## What the task requires
Leaving the pictures aside, transcribe every line below exactly.

= = = =

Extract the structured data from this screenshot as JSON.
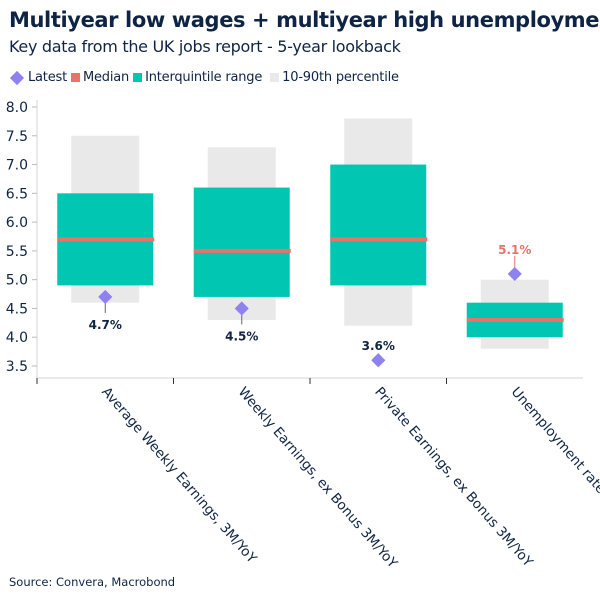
{
  "title": "Multiyear low wages + multiyear high unemployment",
  "subtitle": "Key data from the UK jobs report - 5-year lookback",
  "source": "Source: Convera, Macrobond",
  "colors": {
    "latest": "#8f82f0",
    "median": "#e8736a",
    "iqr": "#00c6b2",
    "p10_90": "#e9e9e9",
    "text": "#0f2444"
  },
  "legend": {
    "latest": "Latest",
    "median": "Median",
    "iqr": "Interquintile range",
    "p10_90": "10-90th percentile"
  },
  "chart_data": {
    "type": "box",
    "title": "Multiyear low wages + multiyear high unemployment",
    "ylim": [
      3.5,
      8.0
    ],
    "yticks": [
      "3.5",
      "4.0",
      "4.5",
      "5.0",
      "5.5",
      "6.0",
      "6.5",
      "7.0",
      "7.5",
      "8.0"
    ],
    "grid": false,
    "legend_position": "top-left",
    "categories": [
      "Average Weekly Earnings, 3M/YoY",
      "Weekly Earnings, ex Bonus 3M/YoY",
      "Private Earnings, ex Bonus 3M/YoY",
      "Unemployment rate"
    ],
    "p10": [
      4.6,
      4.3,
      4.2,
      3.8
    ],
    "p90": [
      7.5,
      7.3,
      7.8,
      5.0
    ],
    "iqr_low": [
      4.9,
      4.7,
      4.9,
      4.0
    ],
    "iqr_high": [
      6.5,
      6.6,
      7.0,
      4.6
    ],
    "median": [
      5.7,
      5.5,
      5.7,
      4.3
    ],
    "latest": [
      4.7,
      4.5,
      3.6,
      5.1
    ],
    "latest_labels": [
      "4.7%",
      "4.5%",
      "3.6%",
      "5.1%"
    ]
  }
}
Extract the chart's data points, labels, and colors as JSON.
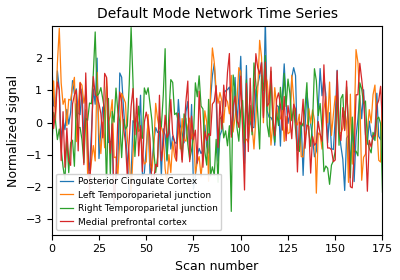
{
  "title": "Default Mode Network Time Series",
  "xlabel": "Scan number",
  "ylabel": "Normalized signal",
  "xlim": [
    0,
    175
  ],
  "ylim": [
    -3.5,
    3.0
  ],
  "yticks": [
    -3,
    -2,
    -1,
    0,
    1,
    2
  ],
  "xticks": [
    0,
    25,
    50,
    75,
    100,
    125,
    150,
    175
  ],
  "legend_labels": [
    "Posterior Cingulate Cortex",
    "Left Temporoparietal junction",
    "Right Temporoparietal junction",
    "Medial prefrontal cortex"
  ],
  "line_colors": [
    "#1f77b4",
    "#ff7f0e",
    "#2ca02c",
    "#d62728"
  ],
  "linewidth": 0.9,
  "figsize": [
    4.0,
    2.8
  ],
  "dpi": 100,
  "legend_fontsize": 6.5,
  "title_fontsize": 10,
  "label_fontsize": 9
}
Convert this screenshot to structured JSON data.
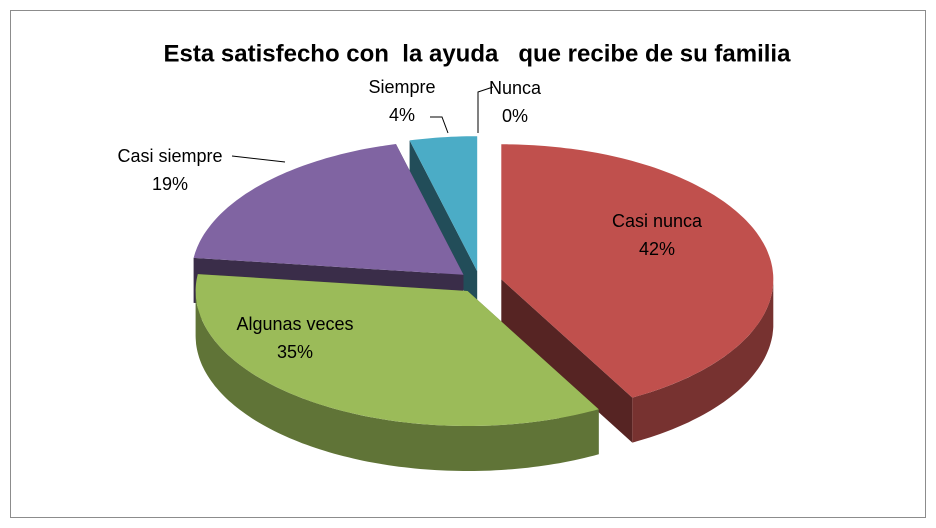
{
  "chart_data": {
    "type": "pie3d",
    "title": "Esta satisfecho con  la ayuda   que recibe de su familia",
    "categories": [
      "Nunca",
      "Casi nunca",
      "Algunas veces",
      "Casi siempre",
      "Siempre"
    ],
    "values": [
      0,
      42,
      35,
      19,
      4
    ],
    "value_labels": [
      "0%",
      "42%",
      "35%",
      "19%",
      "4%"
    ],
    "colors": [
      "#4f81bd",
      "#c0504d",
      "#9bbb59",
      "#8064a2",
      "#4bacc6"
    ]
  }
}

= = = =

## Result of the task
Extract the structured data from this screenshot as JSON.
{
  "title": "Multiyear low wages + multiyear high unemployment",
  "subtitle": "Key data from the UK jobs report - 5-year lookback",
  "source": "Source: Convera, Macrobond",
  "colors": {
    "latest": "#8f82f0",
    "median": "#e8736a",
    "iqr": "#00c6b2",
    "p10_90": "#e9e9e9",
    "text": "#0f2444"
  },
  "legend": {
    "latest": "Latest",
    "median": "Median",
    "iqr": "Interquintile range",
    "p10_90": "10-90th percentile"
  },
  "chart_data": {
    "type": "box",
    "title": "Multiyear low wages + multiyear high unemployment",
    "ylim": [
      3.5,
      8.0
    ],
    "yticks": [
      "3.5",
      "4.0",
      "4.5",
      "5.0",
      "5.5",
      "6.0",
      "6.5",
      "7.0",
      "7.5",
      "8.0"
    ],
    "grid": false,
    "legend_position": "top-left",
    "categories": [
      "Average Weekly Earnings, 3M/YoY",
      "Weekly Earnings, ex Bonus 3M/YoY",
      "Private Earnings, ex Bonus 3M/YoY",
      "Unemployment rate"
    ],
    "p10": [
      4.6,
      4.3,
      4.2,
      3.8
    ],
    "p90": [
      7.5,
      7.3,
      7.8,
      5.0
    ],
    "iqr_low": [
      4.9,
      4.7,
      4.9,
      4.0
    ],
    "iqr_high": [
      6.5,
      6.6,
      7.0,
      4.6
    ],
    "median": [
      5.7,
      5.5,
      5.7,
      4.3
    ],
    "latest": [
      4.7,
      4.5,
      3.6,
      5.1
    ],
    "latest_labels": [
      "4.7%",
      "4.5%",
      "3.6%",
      "5.1%"
    ]
  }
}
Extract the chart's data points, labels, and colors as JSON.
{
  "title": "Default Mode Network Time Series",
  "xlabel": "Scan number",
  "ylabel": "Normalized signal",
  "xlim": [
    0,
    175
  ],
  "ylim": [
    -3.5,
    3.0
  ],
  "yticks": [
    -3,
    -2,
    -1,
    0,
    1,
    2
  ],
  "xticks": [
    0,
    25,
    50,
    75,
    100,
    125,
    150,
    175
  ],
  "legend_labels": [
    "Posterior Cingulate Cortex",
    "Left Temporoparietal junction",
    "Right Temporoparietal junction",
    "Medial prefrontal cortex"
  ],
  "line_colors": [
    "#1f77b4",
    "#ff7f0e",
    "#2ca02c",
    "#d62728"
  ],
  "linewidth": 0.9,
  "figsize": [
    4.0,
    2.8
  ],
  "dpi": 100,
  "legend_fontsize": 6.5,
  "title_fontsize": 10,
  "label_fontsize": 9
}
Convert this screenshot to structured JSON data.
{
  "chart_data": {
    "type": "pie3d",
    "title": "Esta satisfecho con  la ayuda   que recibe de su familia",
    "categories": [
      "Nunca",
      "Casi nunca",
      "Algunas veces",
      "Casi siempre",
      "Siempre"
    ],
    "values": [
      0,
      42,
      35,
      19,
      4
    ],
    "value_labels": [
      "0%",
      "42%",
      "35%",
      "19%",
      "4%"
    ],
    "colors": [
      "#4f81bd",
      "#c0504d",
      "#9bbb59",
      "#8064a2",
      "#4bacc6"
    ]
  }
}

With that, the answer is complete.